● **Aim**:
Reproduce the following material exactly, including every line.

● **Input data**:
"""
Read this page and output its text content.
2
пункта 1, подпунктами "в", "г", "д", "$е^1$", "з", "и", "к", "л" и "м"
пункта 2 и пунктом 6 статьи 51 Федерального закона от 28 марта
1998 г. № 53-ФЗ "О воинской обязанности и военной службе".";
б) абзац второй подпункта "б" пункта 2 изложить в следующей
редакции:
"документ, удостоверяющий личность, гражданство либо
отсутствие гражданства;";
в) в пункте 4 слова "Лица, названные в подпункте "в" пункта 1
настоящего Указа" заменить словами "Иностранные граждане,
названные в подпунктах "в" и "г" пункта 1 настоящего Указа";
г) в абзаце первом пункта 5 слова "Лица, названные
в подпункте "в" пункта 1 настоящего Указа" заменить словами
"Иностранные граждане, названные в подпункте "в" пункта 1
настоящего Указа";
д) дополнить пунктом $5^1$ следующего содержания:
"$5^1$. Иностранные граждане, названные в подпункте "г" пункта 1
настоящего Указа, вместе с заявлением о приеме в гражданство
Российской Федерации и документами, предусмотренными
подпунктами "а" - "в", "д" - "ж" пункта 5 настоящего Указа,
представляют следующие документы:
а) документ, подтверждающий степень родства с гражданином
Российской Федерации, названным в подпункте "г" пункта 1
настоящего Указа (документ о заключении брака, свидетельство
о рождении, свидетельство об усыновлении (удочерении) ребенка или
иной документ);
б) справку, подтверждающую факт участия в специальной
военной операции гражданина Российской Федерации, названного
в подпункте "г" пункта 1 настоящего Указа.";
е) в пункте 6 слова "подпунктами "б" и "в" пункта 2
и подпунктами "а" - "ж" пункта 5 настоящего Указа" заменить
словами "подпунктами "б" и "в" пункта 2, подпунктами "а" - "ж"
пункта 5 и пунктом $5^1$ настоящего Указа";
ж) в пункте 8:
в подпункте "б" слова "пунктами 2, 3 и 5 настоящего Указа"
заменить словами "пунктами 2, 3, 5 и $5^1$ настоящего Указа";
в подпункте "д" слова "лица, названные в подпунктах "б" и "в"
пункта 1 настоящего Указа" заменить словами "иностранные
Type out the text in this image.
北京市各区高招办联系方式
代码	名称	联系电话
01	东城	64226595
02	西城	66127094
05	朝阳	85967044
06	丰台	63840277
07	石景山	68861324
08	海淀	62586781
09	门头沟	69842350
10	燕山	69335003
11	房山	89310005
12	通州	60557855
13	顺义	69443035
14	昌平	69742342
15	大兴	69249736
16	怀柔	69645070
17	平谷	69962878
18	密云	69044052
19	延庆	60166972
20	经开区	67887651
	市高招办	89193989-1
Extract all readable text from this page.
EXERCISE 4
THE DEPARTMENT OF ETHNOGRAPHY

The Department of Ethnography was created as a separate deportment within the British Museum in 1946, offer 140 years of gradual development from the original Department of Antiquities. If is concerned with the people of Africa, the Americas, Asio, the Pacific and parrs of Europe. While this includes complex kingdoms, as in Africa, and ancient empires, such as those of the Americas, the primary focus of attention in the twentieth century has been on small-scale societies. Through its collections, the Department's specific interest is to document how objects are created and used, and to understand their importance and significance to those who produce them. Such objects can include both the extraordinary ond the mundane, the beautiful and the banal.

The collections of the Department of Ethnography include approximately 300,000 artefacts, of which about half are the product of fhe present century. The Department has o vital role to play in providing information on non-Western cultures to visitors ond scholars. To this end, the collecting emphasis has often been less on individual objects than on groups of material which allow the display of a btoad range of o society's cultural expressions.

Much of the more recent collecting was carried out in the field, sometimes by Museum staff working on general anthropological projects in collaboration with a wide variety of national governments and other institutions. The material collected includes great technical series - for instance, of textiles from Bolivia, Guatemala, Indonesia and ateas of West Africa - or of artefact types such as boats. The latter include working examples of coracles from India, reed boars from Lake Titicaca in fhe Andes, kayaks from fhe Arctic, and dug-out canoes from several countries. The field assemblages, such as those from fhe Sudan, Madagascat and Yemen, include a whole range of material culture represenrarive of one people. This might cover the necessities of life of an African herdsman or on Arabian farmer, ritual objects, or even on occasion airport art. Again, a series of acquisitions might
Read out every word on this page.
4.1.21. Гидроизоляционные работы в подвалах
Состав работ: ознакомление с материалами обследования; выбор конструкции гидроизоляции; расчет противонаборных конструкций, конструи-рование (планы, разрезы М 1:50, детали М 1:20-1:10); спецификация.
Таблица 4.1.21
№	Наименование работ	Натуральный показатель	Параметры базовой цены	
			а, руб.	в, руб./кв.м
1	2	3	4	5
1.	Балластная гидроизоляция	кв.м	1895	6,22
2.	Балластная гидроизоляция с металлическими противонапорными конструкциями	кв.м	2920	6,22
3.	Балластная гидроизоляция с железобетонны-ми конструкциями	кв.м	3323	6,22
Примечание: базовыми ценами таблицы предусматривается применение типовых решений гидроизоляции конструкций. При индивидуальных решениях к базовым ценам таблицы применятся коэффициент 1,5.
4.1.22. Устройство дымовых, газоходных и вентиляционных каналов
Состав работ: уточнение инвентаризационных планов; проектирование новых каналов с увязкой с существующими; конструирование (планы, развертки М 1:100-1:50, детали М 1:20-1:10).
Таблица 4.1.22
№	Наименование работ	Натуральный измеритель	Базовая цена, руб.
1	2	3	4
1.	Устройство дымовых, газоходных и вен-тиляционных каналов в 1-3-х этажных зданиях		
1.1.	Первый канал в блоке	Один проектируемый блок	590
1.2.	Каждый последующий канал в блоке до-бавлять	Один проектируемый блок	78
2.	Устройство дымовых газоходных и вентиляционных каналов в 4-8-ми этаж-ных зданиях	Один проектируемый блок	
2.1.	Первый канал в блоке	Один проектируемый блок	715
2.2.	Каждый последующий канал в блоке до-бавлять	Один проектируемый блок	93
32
"""
● **Correct output**:
Read this page and output its text content.
2
пункта 1, подпунктами "в", "г", "д", "$е^1$", "з", "и", "к", "л" и "м"
пункта 2 и пунктом 6 статьи 51 Федерального закона от 28 марта
1998 г. № 53-ФЗ "О воинской обязанности и военной службе".";
б) абзац второй подпункта "б" пункта 2 изложить в следующей
редакции:
"документ, удостоверяющий личность, гражданство либо
отсутствие гражданства;";
в) в пункте 4 слова "Лица, названные в подпункте "в" пункта 1
настоящего Указа" заменить словами "Иностранные граждане,
названные в подпунктах "в" и "г" пункта 1 настоящего Указа";
г) в абзаце первом пункта 5 слова "Лица, названные
в подпункте "в" пункта 1 настоящего Указа" заменить словами
"Иностранные граждане, названные в подпункте "в" пункта 1
настоящего Указа";
д) дополнить пунктом $5^1$ следующего содержания:
"$5^1$. Иностранные граждане, названные в подпункте "г" пункта 1
настоящего Указа, вместе с заявлением о приеме в гражданство
Российской Федерации и документами, предусмотренными
подпунктами "а" - "в", "д" - "ж" пункта 5 настоящего Указа,
представляют следующие документы:
а) документ, подтверждающий степень родства с гражданином
Российской Федерации, названным в подпункте "г" пункта 1
настоящего Указа (документ о заключении брака, свидетельство
о рождении, свидетельство об усыновлении (удочерении) ребенка или
иной документ);
б) справку, подтверждающую факт участия в специальной
военной операции гражданина Российской Федерации, названного
в подпункте "г" пункта 1 настоящего Указа.";
е) в пункте 6 слова "подпунктами "б" и "в" пункта 2
и подпунктами "а" - "ж" пункта 5 настоящего Указа" заменить
словами "подпунктами "б" и "в" пункта 2, подпунктами "а" - "ж"
пункта 5 и пунктом $5^1$ настоящего Указа";
ж) в пункте 8:
в подпункте "б" слова "пунктами 2, 3 и 5 настоящего Указа"
заменить словами "пунктами 2, 3, 5 и $5^1$ настоящего Указа";
в подпункте "д" слова "лица, названные в подпунктах "б" и "в"
пункта 1 настоящего Указа" заменить словами "иностранные
Type out the text in this image.
北京市各区高招办联系方式
代码	名称	联系电话
01	东城	64226595
02	西城	66127094
05	朝阳	85967044
06	丰台	63840277
07	石景山	68861324
08	海淀	62586781
09	门头沟	69842350
10	燕山	69335003
11	房山	89310005
12	通州	60557855
13	顺义	69443035
14	昌平	69742342
15	大兴	69249736
16	怀柔	69645070
17	平谷	69962878
18	密云	69044052
19	延庆	60166972
20	经开区	67887651
	市高招办	89193989-1
Extract all readable text from this page.
EXERCISE 4
THE DEPARTMENT OF ETHNOGRAPHY

The Department of Ethnography was created as a separate deportment within the British Museum in 1946, offer 140 years of gradual development from the original Department of Antiquities. If is concerned with the people of Africa, the Americas, Asio, the Pacific and parrs of Europe. While this includes complex kingdoms, as in Africa, and ancient empires, such as those of the Americas, the primary focus of attention in the twentieth century has been on small-scale societies. Through its collections, the Department's specific interest is to document how objects are created and used, and to understand their importance and significance to those who produce them. Such objects can include both the extraordinary ond the mundane, the beautiful and the banal.

The collections of the Department of Ethnography include approximately 300,000 artefacts, of which about half are the product of fhe present century. The Department has o vital role to play in providing information on non-Western cultures to visitors ond scholars. To this end, the collecting emphasis has often been less on individual objects than on groups of material which allow the display of a btoad range of o society's cultural expressions.

Much of the more recent collecting was carried out in the field, sometimes by Museum staff working on general anthropological projects in collaboration with a wide variety of national governments and other institutions. The material collected includes great technical series - for instance, of textiles from Bolivia, Guatemala, Indonesia and ateas of West Africa - or of artefact types such as boats. The latter include working examples of coracles from India, reed boars from Lake Titicaca in fhe Andes, kayaks from fhe Arctic, and dug-out canoes from several countries. The field assemblages, such as those from fhe Sudan, Madagascat and Yemen, include a whole range of material culture represenrarive of one people. This might cover the necessities of life of an African herdsman or on Arabian farmer, ritual objects, or even on occasion airport art. Again, a series of acquisitions might
Read out every word on this page.
4.1.21. Гидроизоляционные работы в подвалах
Состав работ: ознакомление с материалами обследования; выбор конструкции гидроизоляции; расчет противонаборных конструкций, конструи-рование (планы, разрезы М 1:50, детали М 1:20-1:10); спецификация.
Таблица 4.1.21
№	Наименование работ	Натуральный показатель	Параметры базовой цены	
			а, руб.	в, руб./кв.м
1	2	3	4	5
1.	Балластная гидроизоляция	кв.м	1895	6,22
2.	Балластная гидроизоляция с металлическими противонапорными конструкциями	кв.м	2920	6,22
3.	Балластная гидроизоляция с железобетонны-ми конструкциями	кв.м	3323	6,22
Примечание: базовыми ценами таблицы предусматривается применение типовых решений гидроизоляции конструкций. При индивидуальных решениях к базовым ценам таблицы применятся коэффициент 1,5.
4.1.22. Устройство дымовых, газоходных и вентиляционных каналов
Состав работ: уточнение инвентаризационных планов; проектирование новых каналов с увязкой с существующими; конструирование (планы, развертки М 1:100-1:50, детали М 1:20-1:10).
Таблица 4.1.22
№	Наименование работ	Натуральный измеритель	Базовая цена, руб.
1	2	3	4
1.	Устройство дымовых, газоходных и вен-тиляционных каналов в 1-3-х этажных зданиях		
1.1.	Первый канал в блоке	Один проектируемый блок	590
1.2.	Каждый последующий канал в блоке до-бавлять	Один проектируемый блок	78
2.	Устройство дымовых газоходных и вентиляционных каналов в 4-8-ми этаж-ных зданиях	Один проектируемый блок	
2.1.	Первый канал в блоке	Один проектируемый блок	715
2.2.	Каждый последующий канал в блоке до-бавлять	Один проектируемый блок	93
32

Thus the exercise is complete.